WHAT IS BEING ASKED:
Return the entries that run from the line containing "list all visible" through the line containing "- scatter-point: [1482, 436, 1492, 446]", both ends included, copied without any change.

MATERIAL PROVIDED:
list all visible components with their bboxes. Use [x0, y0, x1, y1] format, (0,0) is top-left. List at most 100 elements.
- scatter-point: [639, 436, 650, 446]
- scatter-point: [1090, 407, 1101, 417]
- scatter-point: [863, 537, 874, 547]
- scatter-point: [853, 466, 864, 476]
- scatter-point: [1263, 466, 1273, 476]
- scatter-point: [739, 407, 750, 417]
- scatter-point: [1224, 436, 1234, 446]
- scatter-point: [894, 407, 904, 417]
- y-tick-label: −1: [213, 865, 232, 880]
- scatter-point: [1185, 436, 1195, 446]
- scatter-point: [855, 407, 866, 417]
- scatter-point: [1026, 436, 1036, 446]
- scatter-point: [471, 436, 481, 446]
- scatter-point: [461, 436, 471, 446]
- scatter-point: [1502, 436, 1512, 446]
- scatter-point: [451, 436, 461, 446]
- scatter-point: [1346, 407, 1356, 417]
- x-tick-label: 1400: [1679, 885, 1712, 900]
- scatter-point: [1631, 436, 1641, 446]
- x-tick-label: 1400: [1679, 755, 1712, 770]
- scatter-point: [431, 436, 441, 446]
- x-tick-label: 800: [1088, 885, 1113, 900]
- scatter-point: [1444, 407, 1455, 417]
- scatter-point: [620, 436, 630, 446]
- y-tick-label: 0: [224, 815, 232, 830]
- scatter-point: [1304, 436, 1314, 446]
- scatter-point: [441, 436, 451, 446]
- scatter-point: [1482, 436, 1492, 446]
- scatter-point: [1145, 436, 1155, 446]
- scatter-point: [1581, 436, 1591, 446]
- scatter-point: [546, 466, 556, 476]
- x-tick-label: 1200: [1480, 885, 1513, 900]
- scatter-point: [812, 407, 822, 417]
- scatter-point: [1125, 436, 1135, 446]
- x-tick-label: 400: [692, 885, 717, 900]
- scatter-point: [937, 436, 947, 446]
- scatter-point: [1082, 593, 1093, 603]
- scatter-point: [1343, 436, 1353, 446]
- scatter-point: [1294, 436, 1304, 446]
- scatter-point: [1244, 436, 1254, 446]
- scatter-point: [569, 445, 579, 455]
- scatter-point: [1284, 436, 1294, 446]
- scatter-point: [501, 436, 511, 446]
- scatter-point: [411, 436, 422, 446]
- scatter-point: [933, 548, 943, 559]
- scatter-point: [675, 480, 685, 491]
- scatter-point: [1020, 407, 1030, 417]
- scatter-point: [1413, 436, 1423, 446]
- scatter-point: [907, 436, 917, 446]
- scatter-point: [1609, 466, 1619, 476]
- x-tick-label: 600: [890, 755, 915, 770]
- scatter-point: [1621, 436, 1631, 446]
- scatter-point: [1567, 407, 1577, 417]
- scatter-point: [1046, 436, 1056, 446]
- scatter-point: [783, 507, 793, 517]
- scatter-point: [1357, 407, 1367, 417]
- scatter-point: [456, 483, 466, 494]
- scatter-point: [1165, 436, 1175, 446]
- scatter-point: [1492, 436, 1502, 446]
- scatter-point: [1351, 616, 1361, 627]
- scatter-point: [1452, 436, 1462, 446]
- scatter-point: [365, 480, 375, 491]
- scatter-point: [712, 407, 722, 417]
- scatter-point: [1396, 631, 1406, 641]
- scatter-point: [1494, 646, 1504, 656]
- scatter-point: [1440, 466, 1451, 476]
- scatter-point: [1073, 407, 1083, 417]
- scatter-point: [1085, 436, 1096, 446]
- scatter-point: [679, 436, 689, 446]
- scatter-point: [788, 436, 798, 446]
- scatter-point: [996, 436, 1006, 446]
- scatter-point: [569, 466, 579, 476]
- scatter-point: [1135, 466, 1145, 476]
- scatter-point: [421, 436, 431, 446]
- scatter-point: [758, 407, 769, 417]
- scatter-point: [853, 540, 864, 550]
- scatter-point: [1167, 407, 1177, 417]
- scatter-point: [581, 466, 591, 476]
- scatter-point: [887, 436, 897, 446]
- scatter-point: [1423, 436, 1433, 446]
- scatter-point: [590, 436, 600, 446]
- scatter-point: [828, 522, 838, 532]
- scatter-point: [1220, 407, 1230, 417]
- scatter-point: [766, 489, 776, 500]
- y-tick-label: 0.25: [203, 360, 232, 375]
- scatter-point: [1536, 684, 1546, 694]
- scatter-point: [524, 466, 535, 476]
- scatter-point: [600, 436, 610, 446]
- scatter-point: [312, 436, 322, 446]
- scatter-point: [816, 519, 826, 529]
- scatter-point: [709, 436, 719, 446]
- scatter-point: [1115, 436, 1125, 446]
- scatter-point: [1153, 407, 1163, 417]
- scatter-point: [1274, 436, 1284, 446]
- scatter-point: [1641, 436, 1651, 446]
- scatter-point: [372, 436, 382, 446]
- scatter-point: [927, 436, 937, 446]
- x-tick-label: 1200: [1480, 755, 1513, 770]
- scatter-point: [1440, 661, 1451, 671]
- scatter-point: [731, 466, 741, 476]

---

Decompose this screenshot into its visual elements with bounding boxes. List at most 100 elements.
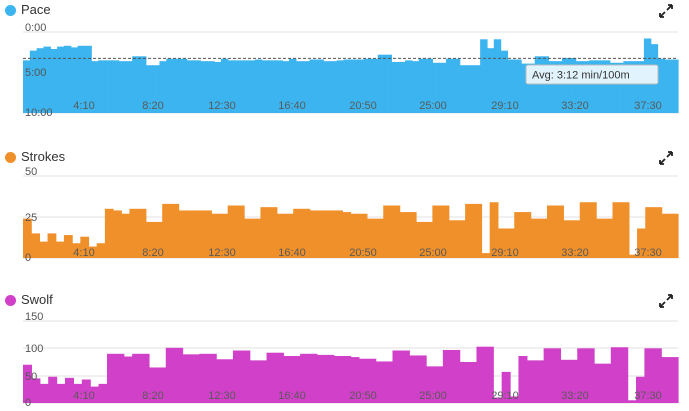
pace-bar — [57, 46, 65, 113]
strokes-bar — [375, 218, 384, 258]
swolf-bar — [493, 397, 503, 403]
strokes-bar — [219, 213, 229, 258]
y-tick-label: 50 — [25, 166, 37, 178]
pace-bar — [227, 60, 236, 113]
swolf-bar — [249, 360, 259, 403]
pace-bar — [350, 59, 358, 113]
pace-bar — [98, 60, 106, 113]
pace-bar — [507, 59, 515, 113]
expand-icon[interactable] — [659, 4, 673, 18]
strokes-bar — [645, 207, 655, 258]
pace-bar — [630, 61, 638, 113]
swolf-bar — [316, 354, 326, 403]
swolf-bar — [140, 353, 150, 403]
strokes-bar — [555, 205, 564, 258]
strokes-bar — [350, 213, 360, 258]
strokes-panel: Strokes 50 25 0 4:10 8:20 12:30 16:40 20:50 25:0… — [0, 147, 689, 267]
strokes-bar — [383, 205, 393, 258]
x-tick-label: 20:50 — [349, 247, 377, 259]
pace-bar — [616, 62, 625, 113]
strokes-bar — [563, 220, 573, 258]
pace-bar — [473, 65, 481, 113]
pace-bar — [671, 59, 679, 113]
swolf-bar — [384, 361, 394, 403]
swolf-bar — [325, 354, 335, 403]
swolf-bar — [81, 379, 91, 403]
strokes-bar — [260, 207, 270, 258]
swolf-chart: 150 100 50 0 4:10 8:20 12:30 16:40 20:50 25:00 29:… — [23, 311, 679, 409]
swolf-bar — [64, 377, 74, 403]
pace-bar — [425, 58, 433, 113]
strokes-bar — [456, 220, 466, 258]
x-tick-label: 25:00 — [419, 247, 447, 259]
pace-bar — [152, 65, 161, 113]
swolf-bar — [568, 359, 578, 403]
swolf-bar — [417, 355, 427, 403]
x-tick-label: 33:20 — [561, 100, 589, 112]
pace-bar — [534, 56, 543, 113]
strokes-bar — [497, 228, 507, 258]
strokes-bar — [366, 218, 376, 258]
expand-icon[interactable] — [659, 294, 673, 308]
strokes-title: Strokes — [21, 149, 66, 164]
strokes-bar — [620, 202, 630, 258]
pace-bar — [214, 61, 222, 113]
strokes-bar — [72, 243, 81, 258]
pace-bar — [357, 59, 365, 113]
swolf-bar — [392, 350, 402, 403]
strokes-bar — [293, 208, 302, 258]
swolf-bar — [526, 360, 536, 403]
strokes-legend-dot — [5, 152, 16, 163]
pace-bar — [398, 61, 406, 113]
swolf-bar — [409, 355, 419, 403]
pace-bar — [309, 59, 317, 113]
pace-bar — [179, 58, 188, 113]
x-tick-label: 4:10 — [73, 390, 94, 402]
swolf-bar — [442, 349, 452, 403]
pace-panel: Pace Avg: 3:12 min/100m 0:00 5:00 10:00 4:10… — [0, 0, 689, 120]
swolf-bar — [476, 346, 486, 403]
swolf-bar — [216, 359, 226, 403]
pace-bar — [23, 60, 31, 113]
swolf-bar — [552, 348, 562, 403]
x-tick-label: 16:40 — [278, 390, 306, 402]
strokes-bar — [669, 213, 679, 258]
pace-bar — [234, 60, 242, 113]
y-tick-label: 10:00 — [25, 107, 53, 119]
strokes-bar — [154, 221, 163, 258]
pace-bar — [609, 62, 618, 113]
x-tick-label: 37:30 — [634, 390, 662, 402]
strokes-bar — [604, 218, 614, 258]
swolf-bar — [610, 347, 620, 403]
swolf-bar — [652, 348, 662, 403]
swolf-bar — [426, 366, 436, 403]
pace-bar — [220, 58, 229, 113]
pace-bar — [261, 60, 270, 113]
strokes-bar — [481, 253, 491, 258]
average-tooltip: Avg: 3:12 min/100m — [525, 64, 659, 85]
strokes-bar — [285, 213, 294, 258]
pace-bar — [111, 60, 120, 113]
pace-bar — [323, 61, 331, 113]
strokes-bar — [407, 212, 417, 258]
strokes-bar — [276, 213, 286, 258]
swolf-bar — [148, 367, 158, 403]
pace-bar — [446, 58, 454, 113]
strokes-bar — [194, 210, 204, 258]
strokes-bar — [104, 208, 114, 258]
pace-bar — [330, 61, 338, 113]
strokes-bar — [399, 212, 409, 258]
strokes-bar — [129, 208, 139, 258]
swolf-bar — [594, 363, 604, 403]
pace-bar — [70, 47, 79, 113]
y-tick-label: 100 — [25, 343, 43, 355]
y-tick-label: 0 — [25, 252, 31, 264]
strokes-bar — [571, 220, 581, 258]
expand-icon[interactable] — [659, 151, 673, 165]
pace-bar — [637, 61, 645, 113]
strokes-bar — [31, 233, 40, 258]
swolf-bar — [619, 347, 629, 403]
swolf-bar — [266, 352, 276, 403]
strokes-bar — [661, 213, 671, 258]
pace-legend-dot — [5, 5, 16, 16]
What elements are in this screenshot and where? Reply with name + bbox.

SOLUTION TO THIS TASK:
list all visible components with their bboxes. Use [x0, y0, x1, y1] format, (0,0) is top-left. List at most 100 elements.
- scatter-point: [639, 436, 650, 446]
- scatter-point: [1090, 407, 1101, 417]
- scatter-point: [863, 537, 874, 547]
- scatter-point: [853, 466, 864, 476]
- scatter-point: [1263, 466, 1273, 476]
- scatter-point: [739, 407, 750, 417]
- scatter-point: [1224, 436, 1234, 446]
- scatter-point: [894, 407, 904, 417]
- y-tick-label: −1: [213, 865, 232, 880]
- scatter-point: [1185, 436, 1195, 446]
- scatter-point: [855, 407, 866, 417]
- scatter-point: [1026, 436, 1036, 446]
- scatter-point: [471, 436, 481, 446]
- scatter-point: [461, 436, 471, 446]
- scatter-point: [1502, 436, 1512, 446]
- scatter-point: [451, 436, 461, 446]
- scatter-point: [1346, 407, 1356, 417]
- x-tick-label: 1400: [1679, 885, 1712, 900]
- scatter-point: [1631, 436, 1641, 446]
- x-tick-label: 1400: [1679, 755, 1712, 770]
- scatter-point: [431, 436, 441, 446]
- x-tick-label: 800: [1088, 885, 1113, 900]
- scatter-point: [1444, 407, 1455, 417]
- scatter-point: [620, 436, 630, 446]
- y-tick-label: 0: [224, 815, 232, 830]
- scatter-point: [1304, 436, 1314, 446]
- scatter-point: [441, 436, 451, 446]
- scatter-point: [1482, 436, 1492, 446]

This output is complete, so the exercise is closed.